→ Exercise instructions
Reproduce every entry below precisely; do not include the pictures.

→ Provided data
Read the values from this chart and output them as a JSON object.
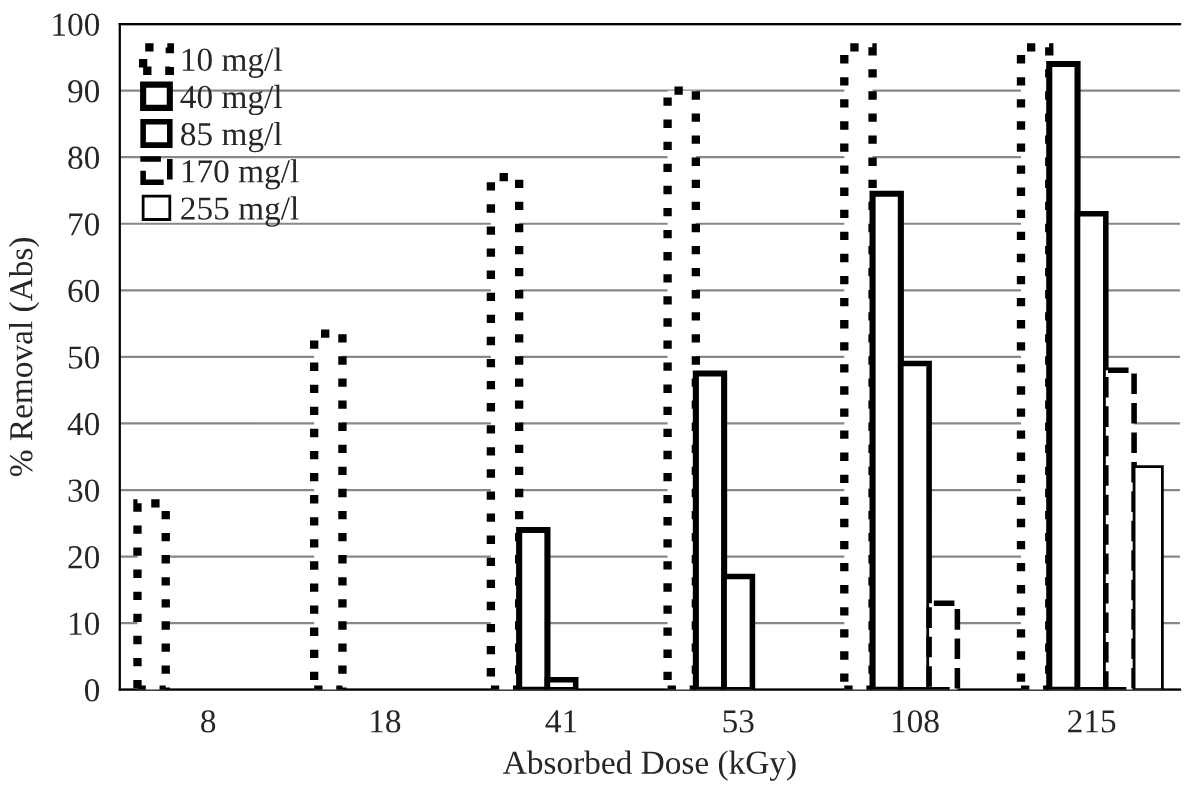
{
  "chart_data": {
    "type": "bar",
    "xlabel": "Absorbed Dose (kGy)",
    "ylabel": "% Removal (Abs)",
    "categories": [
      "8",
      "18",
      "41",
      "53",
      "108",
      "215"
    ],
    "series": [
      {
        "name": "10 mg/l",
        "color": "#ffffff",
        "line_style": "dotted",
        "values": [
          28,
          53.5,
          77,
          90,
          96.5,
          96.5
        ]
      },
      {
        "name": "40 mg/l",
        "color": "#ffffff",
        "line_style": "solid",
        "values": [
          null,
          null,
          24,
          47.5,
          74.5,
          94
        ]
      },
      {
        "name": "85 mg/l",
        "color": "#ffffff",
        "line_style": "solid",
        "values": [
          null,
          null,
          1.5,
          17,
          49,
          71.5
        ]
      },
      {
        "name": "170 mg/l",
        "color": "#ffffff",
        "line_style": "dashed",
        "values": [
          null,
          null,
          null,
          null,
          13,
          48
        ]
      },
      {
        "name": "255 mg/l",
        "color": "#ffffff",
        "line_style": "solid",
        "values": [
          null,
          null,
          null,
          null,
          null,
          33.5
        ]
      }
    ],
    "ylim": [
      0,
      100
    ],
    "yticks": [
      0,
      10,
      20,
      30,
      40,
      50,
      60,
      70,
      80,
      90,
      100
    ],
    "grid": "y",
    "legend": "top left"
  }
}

→ Result
Read the values from this chart and output them as a JSON object.
{
  "chart_data": {
    "type": "bar",
    "xlabel": "Absorbed Dose (kGy)",
    "ylabel": "% Removal (Abs)",
    "categories": [
      "8",
      "18",
      "41",
      "53",
      "108",
      "215"
    ],
    "series": [
      {
        "name": "10 mg/l",
        "color": "#ffffff",
        "line_style": "dotted",
        "values": [
          28,
          53.5,
          77,
          90,
          96.5,
          96.5
        ]
      },
      {
        "name": "40 mg/l",
        "color": "#ffffff",
        "line_style": "solid",
        "values": [
          null,
          null,
          24,
          47.5,
          74.5,
          94
        ]
      },
      {
        "name": "85 mg/l",
        "color": "#ffffff",
        "line_style": "solid",
        "values": [
          null,
          null,
          1.5,
          17,
          49,
          71.5
        ]
      },
      {
        "name": "170 mg/l",
        "color": "#ffffff",
        "line_style": "dashed",
        "values": [
          null,
          null,
          null,
          null,
          13,
          48
        ]
      },
      {
        "name": "255 mg/l",
        "color": "#ffffff",
        "line_style": "solid",
        "values": [
          null,
          null,
          null,
          null,
          null,
          33.5
        ]
      }
    ],
    "ylim": [
      0,
      100
    ],
    "yticks": [
      0,
      10,
      20,
      30,
      40,
      50,
      60,
      70,
      80,
      90,
      100
    ],
    "grid": "y",
    "legend": "top left"
  }
}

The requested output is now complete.